START RECORD EXCERPTS

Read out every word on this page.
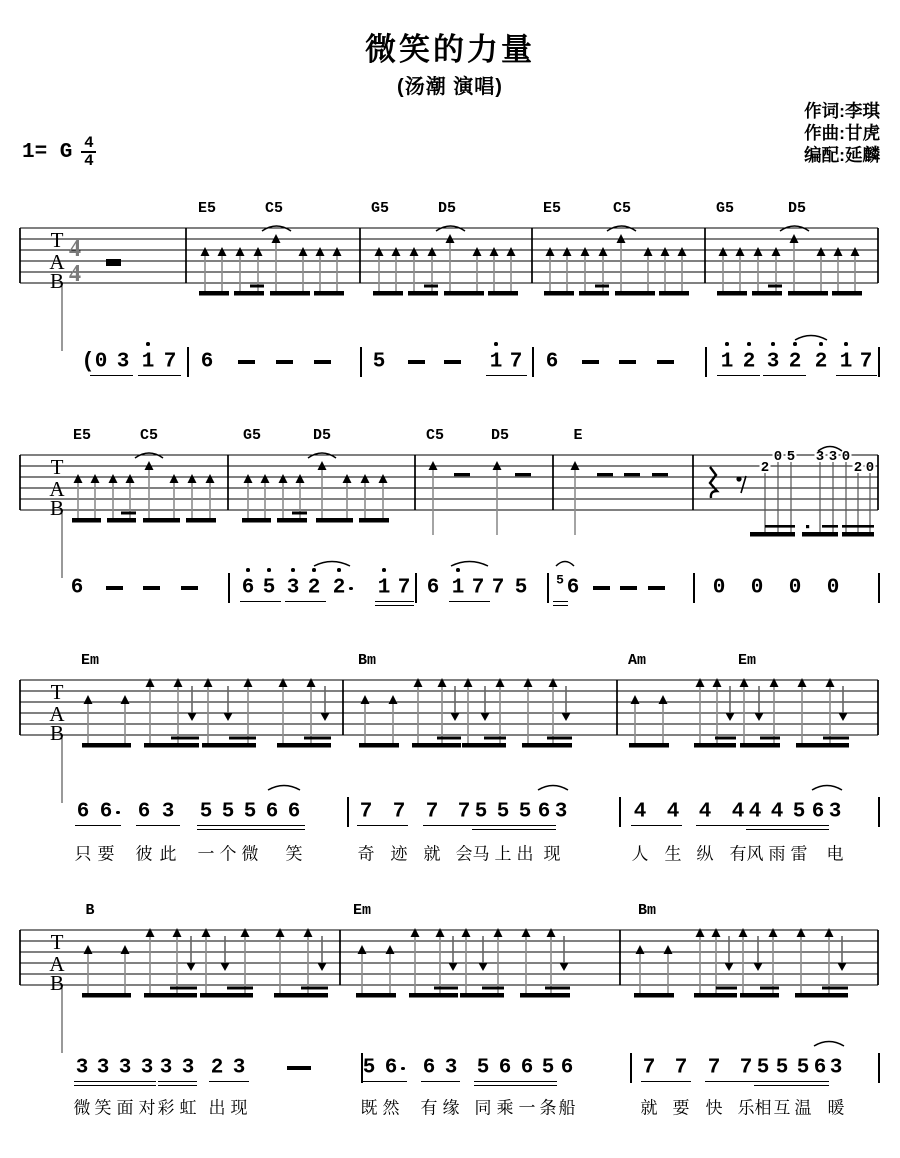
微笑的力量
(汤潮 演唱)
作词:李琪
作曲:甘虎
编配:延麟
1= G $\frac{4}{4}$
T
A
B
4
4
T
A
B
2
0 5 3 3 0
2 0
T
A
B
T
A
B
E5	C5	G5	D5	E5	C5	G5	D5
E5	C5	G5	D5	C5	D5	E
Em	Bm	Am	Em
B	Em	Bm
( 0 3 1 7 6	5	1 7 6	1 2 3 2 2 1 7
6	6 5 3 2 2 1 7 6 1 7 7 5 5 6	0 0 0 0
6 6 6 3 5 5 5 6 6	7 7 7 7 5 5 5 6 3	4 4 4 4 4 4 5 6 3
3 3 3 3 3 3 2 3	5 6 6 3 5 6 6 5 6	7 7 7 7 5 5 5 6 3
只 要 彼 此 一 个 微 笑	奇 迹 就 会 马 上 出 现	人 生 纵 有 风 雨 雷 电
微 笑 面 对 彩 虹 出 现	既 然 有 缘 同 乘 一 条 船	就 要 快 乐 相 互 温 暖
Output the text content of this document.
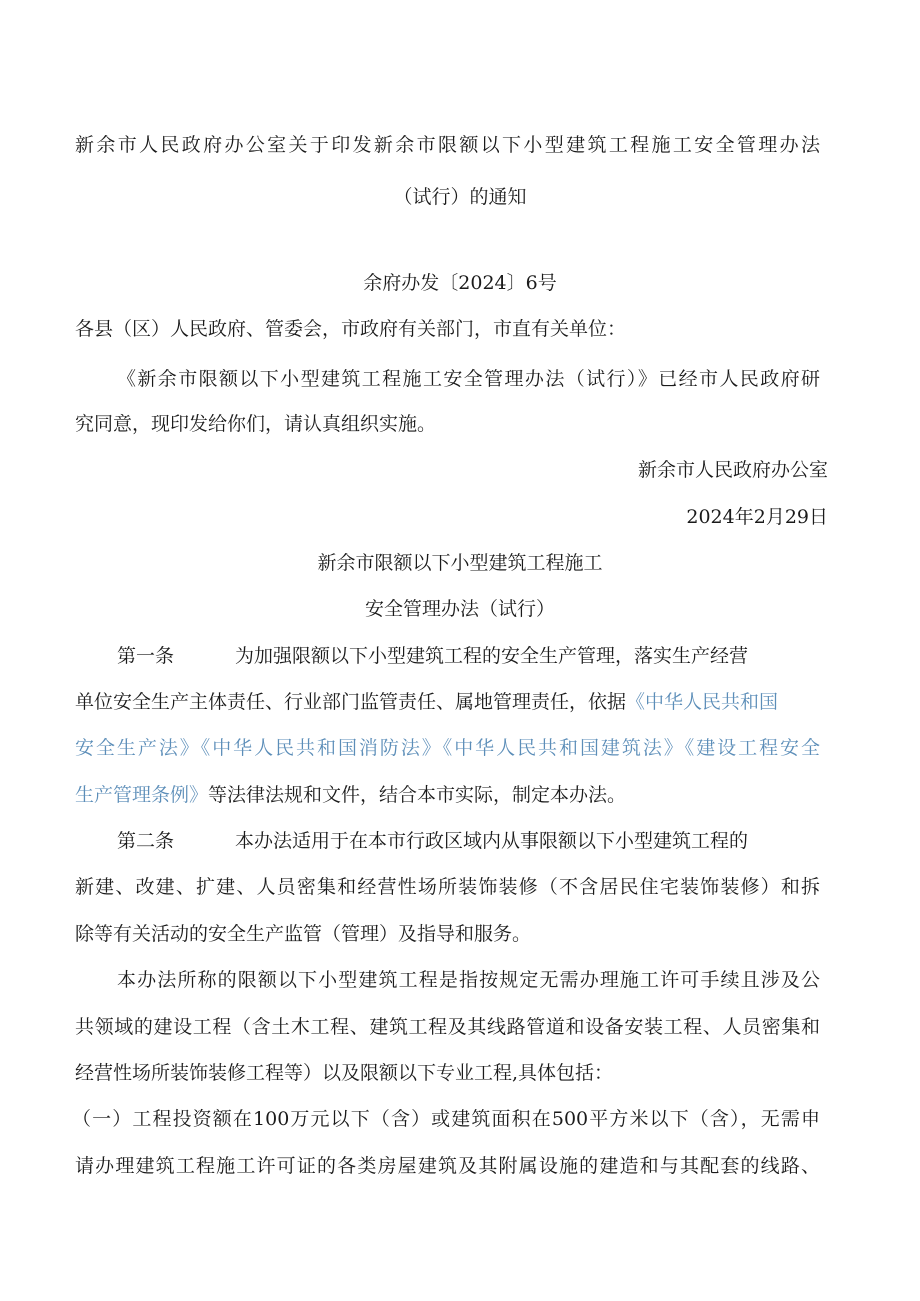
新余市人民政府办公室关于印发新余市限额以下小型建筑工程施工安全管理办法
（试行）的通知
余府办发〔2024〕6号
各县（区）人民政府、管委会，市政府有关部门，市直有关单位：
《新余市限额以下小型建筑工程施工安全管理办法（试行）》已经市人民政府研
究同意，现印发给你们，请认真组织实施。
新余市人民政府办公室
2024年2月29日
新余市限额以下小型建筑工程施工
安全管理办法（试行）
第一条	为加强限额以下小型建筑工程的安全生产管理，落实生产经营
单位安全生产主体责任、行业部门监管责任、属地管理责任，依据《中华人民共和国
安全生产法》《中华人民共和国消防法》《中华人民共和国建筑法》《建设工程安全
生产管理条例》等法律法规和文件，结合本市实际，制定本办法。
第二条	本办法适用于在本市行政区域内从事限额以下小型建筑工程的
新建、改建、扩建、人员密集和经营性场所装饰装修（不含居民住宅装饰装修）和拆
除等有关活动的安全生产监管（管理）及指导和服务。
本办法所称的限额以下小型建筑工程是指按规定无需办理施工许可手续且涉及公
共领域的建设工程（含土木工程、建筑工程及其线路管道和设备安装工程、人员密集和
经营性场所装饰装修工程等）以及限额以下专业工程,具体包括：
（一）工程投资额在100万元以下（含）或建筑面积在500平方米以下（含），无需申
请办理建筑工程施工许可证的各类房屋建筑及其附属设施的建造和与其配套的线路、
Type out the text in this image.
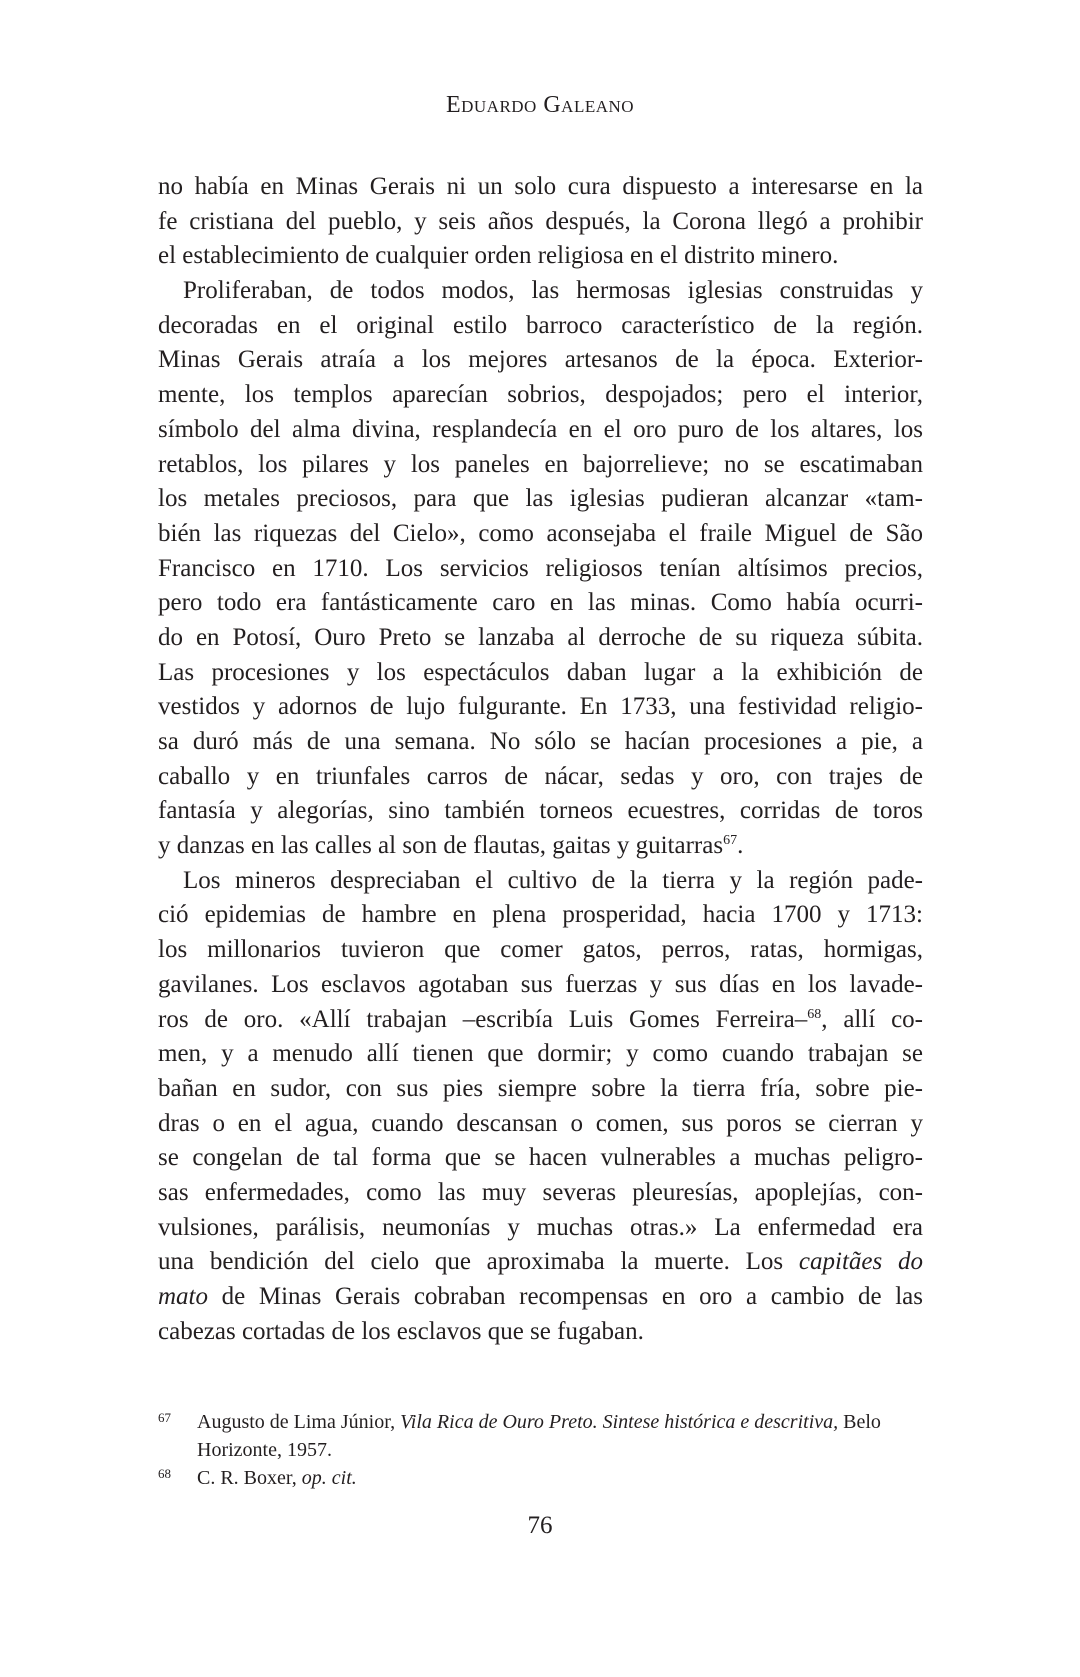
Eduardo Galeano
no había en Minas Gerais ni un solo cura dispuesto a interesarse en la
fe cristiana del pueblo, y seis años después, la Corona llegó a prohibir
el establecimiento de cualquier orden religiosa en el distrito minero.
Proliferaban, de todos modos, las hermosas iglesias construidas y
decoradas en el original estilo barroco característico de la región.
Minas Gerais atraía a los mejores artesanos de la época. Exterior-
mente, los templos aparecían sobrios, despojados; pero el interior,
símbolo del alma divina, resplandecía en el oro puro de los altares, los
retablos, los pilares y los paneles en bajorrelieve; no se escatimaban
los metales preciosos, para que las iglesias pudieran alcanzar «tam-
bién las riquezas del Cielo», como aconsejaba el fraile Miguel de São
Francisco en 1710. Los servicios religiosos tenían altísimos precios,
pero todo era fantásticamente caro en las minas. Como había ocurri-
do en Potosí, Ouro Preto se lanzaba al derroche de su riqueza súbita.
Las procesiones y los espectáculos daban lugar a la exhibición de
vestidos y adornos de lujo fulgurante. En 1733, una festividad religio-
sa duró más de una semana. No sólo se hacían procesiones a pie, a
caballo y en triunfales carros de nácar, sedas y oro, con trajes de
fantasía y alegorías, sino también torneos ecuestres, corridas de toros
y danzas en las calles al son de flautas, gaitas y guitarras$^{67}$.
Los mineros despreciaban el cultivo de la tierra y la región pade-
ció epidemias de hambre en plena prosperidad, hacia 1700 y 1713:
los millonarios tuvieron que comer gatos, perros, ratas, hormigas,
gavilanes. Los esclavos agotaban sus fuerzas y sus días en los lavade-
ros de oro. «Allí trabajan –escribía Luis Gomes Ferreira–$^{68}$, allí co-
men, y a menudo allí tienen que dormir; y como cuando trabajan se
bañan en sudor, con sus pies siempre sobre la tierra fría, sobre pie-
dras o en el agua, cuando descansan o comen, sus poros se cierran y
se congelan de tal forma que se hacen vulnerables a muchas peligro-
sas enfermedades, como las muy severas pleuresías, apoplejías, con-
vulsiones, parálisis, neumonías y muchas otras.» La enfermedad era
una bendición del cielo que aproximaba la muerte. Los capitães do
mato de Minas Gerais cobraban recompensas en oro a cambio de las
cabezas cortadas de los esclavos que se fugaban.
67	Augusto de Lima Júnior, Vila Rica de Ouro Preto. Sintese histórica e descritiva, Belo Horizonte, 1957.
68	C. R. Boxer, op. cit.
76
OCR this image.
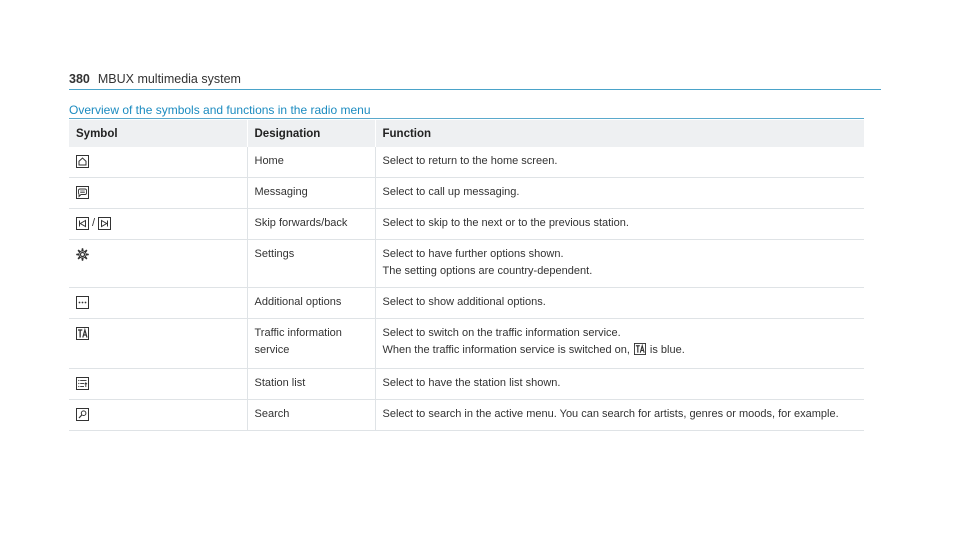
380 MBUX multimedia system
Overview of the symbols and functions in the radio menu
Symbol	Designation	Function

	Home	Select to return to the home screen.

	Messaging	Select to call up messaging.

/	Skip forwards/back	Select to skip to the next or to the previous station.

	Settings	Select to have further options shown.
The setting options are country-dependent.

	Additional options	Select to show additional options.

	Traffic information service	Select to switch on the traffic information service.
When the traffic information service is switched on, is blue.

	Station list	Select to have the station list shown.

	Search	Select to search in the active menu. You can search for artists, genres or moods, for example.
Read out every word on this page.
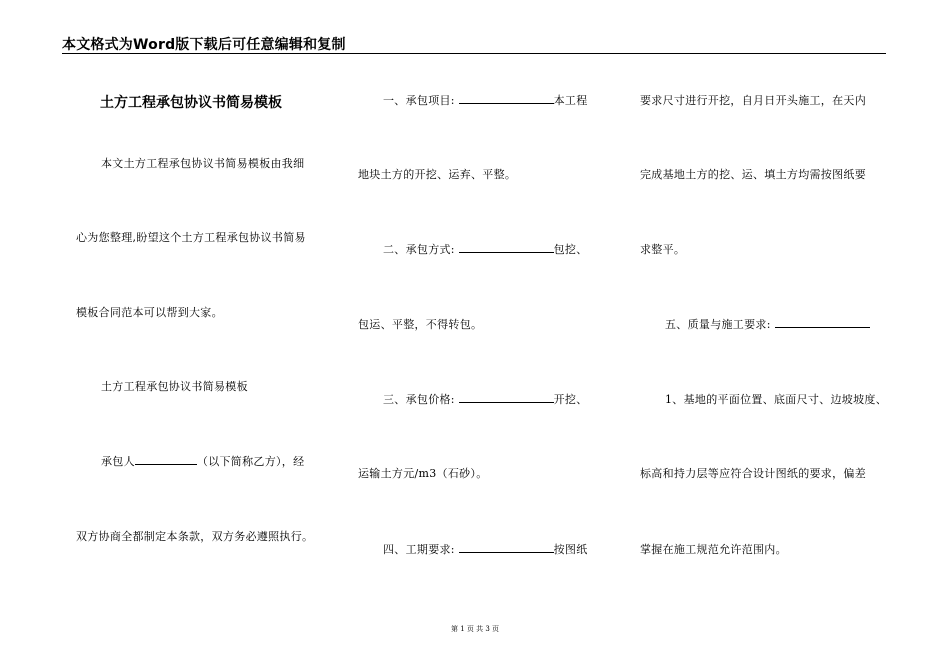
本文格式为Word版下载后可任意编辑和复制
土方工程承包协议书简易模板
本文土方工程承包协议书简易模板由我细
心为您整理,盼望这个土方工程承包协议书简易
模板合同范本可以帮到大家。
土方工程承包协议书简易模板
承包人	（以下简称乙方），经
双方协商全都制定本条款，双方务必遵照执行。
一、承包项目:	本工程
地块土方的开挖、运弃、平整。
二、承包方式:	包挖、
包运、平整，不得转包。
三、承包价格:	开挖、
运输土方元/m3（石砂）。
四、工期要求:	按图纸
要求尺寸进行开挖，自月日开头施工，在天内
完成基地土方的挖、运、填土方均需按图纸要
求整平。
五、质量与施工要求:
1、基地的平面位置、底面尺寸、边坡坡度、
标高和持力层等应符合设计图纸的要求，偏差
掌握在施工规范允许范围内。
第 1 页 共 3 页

END RECORD EXCERPTS

AIM OF THE TASK: Quote every entry exactly, with the pictures omitted.

THE RESULT:
Read out every word on this page.
微笑的力量
(汤潮 演唱)
作词:李琪
作曲:甘虎
编配:延麟
1= G $\frac{4}{4}$
T
A
B
4
4
T
A
B
2
0 5 3 3 0
2 0
T
A
B
T
A
B
E5	C5	G5	D5	E5	C5	G5	D5
E5	C5	G5	D5	C5	D5	E
Em	Bm	Am	Em
B	Em	Bm
( 0 3 1 7 6	5	1 7 6	1 2 3 2 2 1 7
6	6 5 3 2 2 1 7 6 1 7 7 5 5 6	0 0 0 0
6 6 6 3 5 5 5 6 6	7 7 7 7 5 5 5 6 3	4 4 4 4 4 4 5 6 3
3 3 3 3 3 3 2 3	5 6 6 3 5 6 6 5 6	7 7 7 7 5 5 5 6 3
只 要 彼 此 一 个 微 笑	奇 迹 就 会 马 上 出 现	人 生 纵 有 风 雨 雷 电
微 笑 面 对 彩 虹 出 现	既 然 有 缘 同 乘 一 条 船	就 要 快 乐 相 互 温 暖
Output the text content of this document.
新余市人民政府办公室关于印发新余市限额以下小型建筑工程施工安全管理办法
（试行）的通知
余府办发〔2024〕6号
各县（区）人民政府、管委会，市政府有关部门，市直有关单位：
《新余市限额以下小型建筑工程施工安全管理办法（试行）》已经市人民政府研
究同意，现印发给你们，请认真组织实施。
新余市人民政府办公室
2024年2月29日
新余市限额以下小型建筑工程施工
安全管理办法（试行）
第一条	为加强限额以下小型建筑工程的安全生产管理，落实生产经营
单位安全生产主体责任、行业部门监管责任、属地管理责任，依据《中华人民共和国
安全生产法》《中华人民共和国消防法》《中华人民共和国建筑法》《建设工程安全
生产管理条例》等法律法规和文件，结合本市实际，制定本办法。
第二条	本办法适用于在本市行政区域内从事限额以下小型建筑工程的
新建、改建、扩建、人员密集和经营性场所装饰装修（不含居民住宅装饰装修）和拆
除等有关活动的安全生产监管（管理）及指导和服务。
本办法所称的限额以下小型建筑工程是指按规定无需办理施工许可手续且涉及公
共领域的建设工程（含土木工程、建筑工程及其线路管道和设备安装工程、人员密集和
经营性场所装饰装修工程等）以及限额以下专业工程,具体包括：
（一）工程投资额在100万元以下（含）或建筑面积在500平方米以下（含），无需申
请办理建筑工程施工许可证的各类房屋建筑及其附属设施的建造和与其配套的线路、
Type out the text in this image.
Eduardo Galeano
no había en Minas Gerais ni un solo cura dispuesto a interesarse en la
fe cristiana del pueblo, y seis años después, la Corona llegó a prohibir
el establecimiento de cualquier orden religiosa en el distrito minero.
Proliferaban, de todos modos, las hermosas iglesias construidas y
decoradas en el original estilo barroco característico de la región.
Minas Gerais atraía a los mejores artesanos de la época. Exterior-
mente, los templos aparecían sobrios, despojados; pero el interior,
símbolo del alma divina, resplandecía en el oro puro de los altares, los
retablos, los pilares y los paneles en bajorrelieve; no se escatimaban
los metales preciosos, para que las iglesias pudieran alcanzar «tam-
bién las riquezas del Cielo», como aconsejaba el fraile Miguel de São
Francisco en 1710. Los servicios religiosos tenían altísimos precios,
pero todo era fantásticamente caro en las minas. Como había ocurri-
do en Potosí, Ouro Preto se lanzaba al derroche de su riqueza súbita.
Las procesiones y los espectáculos daban lugar a la exhibición de
vestidos y adornos de lujo fulgurante. En 1733, una festividad religio-
sa duró más de una semana. No sólo se hacían procesiones a pie, a
caballo y en triunfales carros de nácar, sedas y oro, con trajes de
fantasía y alegorías, sino también torneos ecuestres, corridas de toros
y danzas en las calles al son de flautas, gaitas y guitarras$^{67}$.
Los mineros despreciaban el cultivo de la tierra y la región pade-
ció epidemias de hambre en plena prosperidad, hacia 1700 y 1713:
los millonarios tuvieron que comer gatos, perros, ratas, hormigas,
gavilanes. Los esclavos agotaban sus fuerzas y sus días en los lavade-
ros de oro. «Allí trabajan –escribía Luis Gomes Ferreira–$^{68}$, allí co-
men, y a menudo allí tienen que dormir; y como cuando trabajan se
bañan en sudor, con sus pies siempre sobre la tierra fría, sobre pie-
dras o en el agua, cuando descansan o comen, sus poros se cierran y
se congelan de tal forma que se hacen vulnerables a muchas peligro-
sas enfermedades, como las muy severas pleuresías, apoplejías, con-
vulsiones, parálisis, neumonías y muchas otras.» La enfermedad era
una bendición del cielo que aproximaba la muerte. Los capitães do
mato de Minas Gerais cobraban recompensas en oro a cambio de las
cabezas cortadas de los esclavos que se fugaban.
67	Augusto de Lima Júnior, Vila Rica de Ouro Preto. Sintese histórica e descritiva, Belo Horizonte, 1957.
68	C. R. Boxer, op. cit.
76
OCR this image.
380 MBUX multimedia system
Overview of the symbols and functions in the radio menu
Symbol	Designation	Function

	Home	Select to return to the home screen.

	Messaging	Select to call up messaging.

/	Skip forwards/back	Select to skip to the next or to the previous station.

	Settings	Select to have further options shown.
The setting options are country-dependent.

	Additional options	Select to show additional options.

	Traffic information service	Select to switch on the traffic information service.
When the traffic information service is switched on, is blue.

	Station list	Select to have the station list shown.

	Search	Select to search in the active menu. You can search for artists, genres or moods, for example.
Read out every word on this page.
本文格式为Word版下载后可任意编辑和复制
土方工程承包协议书简易模板
本文土方工程承包协议书简易模板由我细
心为您整理,盼望这个土方工程承包协议书简易
模板合同范本可以帮到大家。
土方工程承包协议书简易模板
承包人	（以下简称乙方），经
双方协商全都制定本条款，双方务必遵照执行。
一、承包项目:	本工程
地块土方的开挖、运弃、平整。
二、承包方式:	包挖、
包运、平整，不得转包。
三、承包价格:	开挖、
运输土方元/m3（石砂）。
四、工期要求:	按图纸
要求尺寸进行开挖，自月日开头施工，在天内
完成基地土方的挖、运、填土方均需按图纸要
求整平。
五、质量与施工要求:
1、基地的平面位置、底面尺寸、边坡坡度、
标高和持力层等应符合设计图纸的要求，偏差
掌握在施工规范允许范围内。
第 1 页 共 3 页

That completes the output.